What the task requires: Everything in the listing should be restated word for word.

Dataset entries
-- -- --
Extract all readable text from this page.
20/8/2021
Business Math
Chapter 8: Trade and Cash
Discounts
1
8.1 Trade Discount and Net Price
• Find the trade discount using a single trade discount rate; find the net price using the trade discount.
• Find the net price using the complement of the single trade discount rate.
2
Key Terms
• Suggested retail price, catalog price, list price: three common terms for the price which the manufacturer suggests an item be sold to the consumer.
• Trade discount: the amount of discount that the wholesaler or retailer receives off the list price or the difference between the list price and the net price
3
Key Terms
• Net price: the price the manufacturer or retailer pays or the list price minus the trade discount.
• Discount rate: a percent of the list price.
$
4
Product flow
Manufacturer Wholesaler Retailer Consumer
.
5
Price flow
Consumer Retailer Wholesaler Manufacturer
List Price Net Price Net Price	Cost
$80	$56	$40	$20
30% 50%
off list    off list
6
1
-- -- --
Reply to the exercise:
Extract all readable text from this page.
20/8/2021
Business Math
Chapter 8: Trade and Cash
Discounts
1
8.1 Trade Discount and Net Price
• Find the trade discount using a single trade discount rate; find the net price using the trade discount.
• Find the net price using the complement of the single trade discount rate.
2
Key Terms
• Suggested retail price, catalog price, list price: three common terms for the price which the manufacturer suggests an item be sold to the consumer.
• Trade discount: the amount of discount that the wholesaler or retailer receives off the list price or the difference between the list price and the net price
3
Key Terms
• Net price: the price the manufacturer or retailer pays or the list price minus the trade discount.
• Discount rate: a percent of the list price.
$
4
Product flow
Manufacturer Wholesaler Retailer Consumer
.
5
Price flow
Consumer Retailer Wholesaler Manufacturer
List Price Net Price Net Price	Cost
$80	$56	$40	$20
30% 50%
off list    off list
6
1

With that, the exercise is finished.